→ What you are asked to do: Transcribe the lines below verbatim, skipping the images.

+++ Dataset content

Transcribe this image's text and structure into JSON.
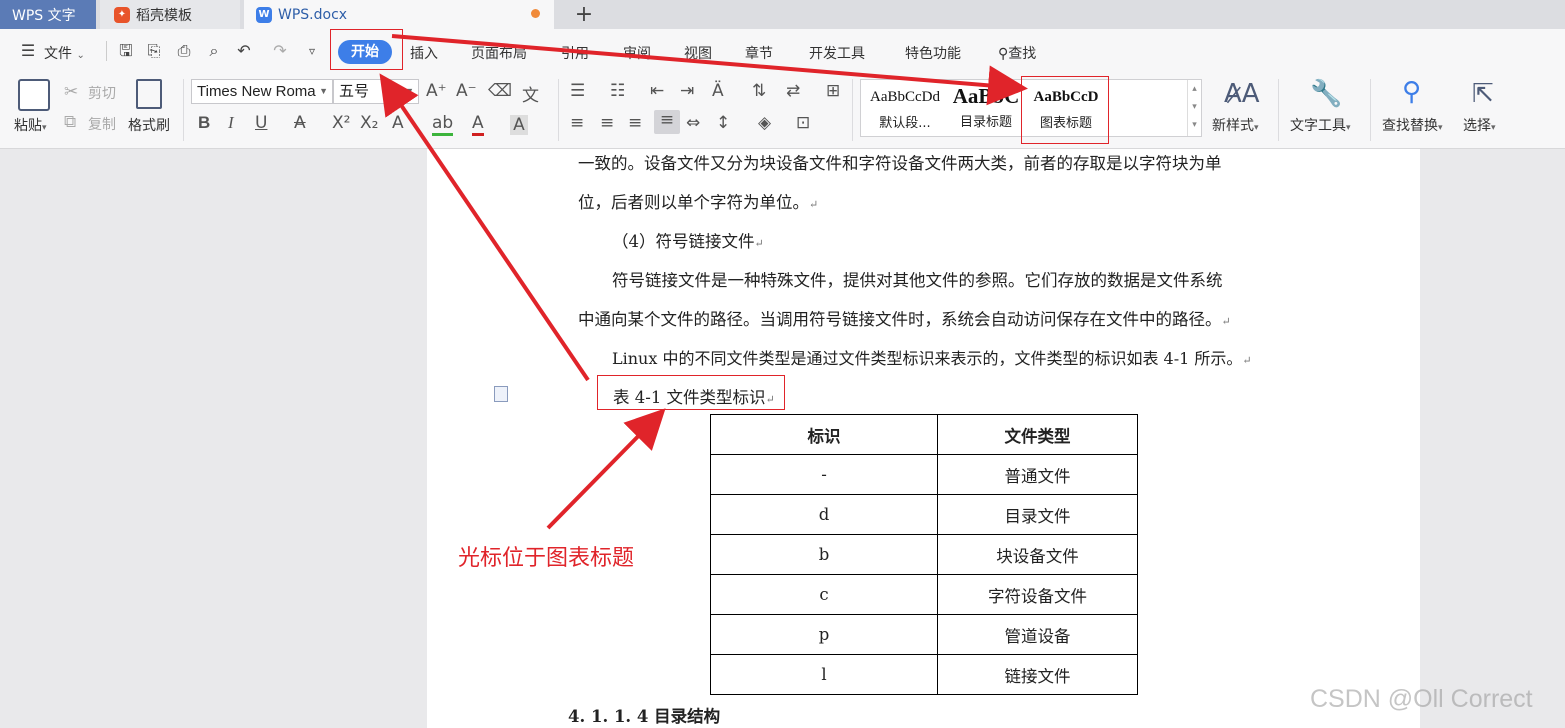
{
  "tabs": {
    "wps": "WPS 文字",
    "daoke": "稻壳模板",
    "doc": "WPS.docx",
    "new": "+"
  },
  "menu": {
    "file": "文件",
    "items": [
      "开始",
      "插入",
      "页面布局",
      "引用",
      "审阅",
      "视图",
      "章节",
      "开发工具",
      "特色功能",
      "查找"
    ]
  },
  "ribbon": {
    "paste": "粘贴",
    "cut": "剪切",
    "copy": "复制",
    "format_painter": "格式刷",
    "font_name": "Times New Roma",
    "font_size": "五号",
    "styles": [
      {
        "sample": "AaBbCcDd",
        "name": "默认段..."
      },
      {
        "sample": "AaBbC",
        "name": "目录标题"
      },
      {
        "sample": "AaBbCcD",
        "name": "图表标题"
      }
    ],
    "new_style": "新样式",
    "text_tools": "文字工具",
    "find_replace": "查找替换",
    "select": "选择"
  },
  "document": {
    "lines": [
      "一致的。设备文件又分为块设备文件和字符设备文件两大类，前者的存取是以字符块为单",
      "位，后者则以单个字符为单位。",
      "（4）符号链接文件",
      "符号链接文件是一种特殊文件，提供对其他文件的参照。它们存放的数据是文件系统",
      "中通向某个文件的路径。当调用符号链接文件时，系统会自动访问保存在文件中的路径。",
      "Linux 中的不同文件类型是通过文件类型标识来表示的，文件类型的标识如表 4-1 所示。"
    ],
    "caption": "表 4-1 文件类型标识",
    "table": {
      "headers": [
        "标识",
        "文件类型"
      ],
      "rows": [
        [
          "-",
          "普通文件"
        ],
        [
          "d",
          "目录文件"
        ],
        [
          "b",
          "块设备文件"
        ],
        [
          "c",
          "字符设备文件"
        ],
        [
          "p",
          "管道设备"
        ],
        [
          "l",
          "链接文件"
        ]
      ]
    },
    "heading": "4. 1. 1. 4 目录结构"
  },
  "annotation": "光标位于图表标题",
  "watermark": "CSDN @Oll Correct",
  "colors": {
    "accent": "#3d7ee8",
    "annotation": "#e0242a"
  }
}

++++++

→ Response to the exercise:
Transcribe this image's text and structure into JSON.
{
  "tabs": {
    "wps": "WPS 文字",
    "daoke": "稻壳模板",
    "doc": "WPS.docx",
    "new": "+"
  },
  "menu": {
    "file": "文件",
    "items": [
      "开始",
      "插入",
      "页面布局",
      "引用",
      "审阅",
      "视图",
      "章节",
      "开发工具",
      "特色功能",
      "查找"
    ]
  },
  "ribbon": {
    "paste": "粘贴",
    "cut": "剪切",
    "copy": "复制",
    "format_painter": "格式刷",
    "font_name": "Times New Roma",
    "font_size": "五号",
    "styles": [
      {
        "sample": "AaBbCcDd",
        "name": "默认段..."
      },
      {
        "sample": "AaBbC",
        "name": "目录标题"
      },
      {
        "sample": "AaBbCcD",
        "name": "图表标题"
      }
    ],
    "new_style": "新样式",
    "text_tools": "文字工具",
    "find_replace": "查找替换",
    "select": "选择"
  },
  "document": {
    "lines": [
      "一致的。设备文件又分为块设备文件和字符设备文件两大类，前者的存取是以字符块为单",
      "位，后者则以单个字符为单位。",
      "（4）符号链接文件",
      "符号链接文件是一种特殊文件，提供对其他文件的参照。它们存放的数据是文件系统",
      "中通向某个文件的路径。当调用符号链接文件时，系统会自动访问保存在文件中的路径。",
      "Linux 中的不同文件类型是通过文件类型标识来表示的，文件类型的标识如表 4-1 所示。"
    ],
    "caption": "表 4-1 文件类型标识",
    "table": {
      "headers": [
        "标识",
        "文件类型"
      ],
      "rows": [
        [
          "-",
          "普通文件"
        ],
        [
          "d",
          "目录文件"
        ],
        [
          "b",
          "块设备文件"
        ],
        [
          "c",
          "字符设备文件"
        ],
        [
          "p",
          "管道设备"
        ],
        [
          "l",
          "链接文件"
        ]
      ]
    },
    "heading": "4. 1. 1. 4 目录结构"
  },
  "annotation": "光标位于图表标题",
  "watermark": "CSDN @Oll Correct",
  "colors": {
    "accent": "#3d7ee8",
    "annotation": "#e0242a"
  }
}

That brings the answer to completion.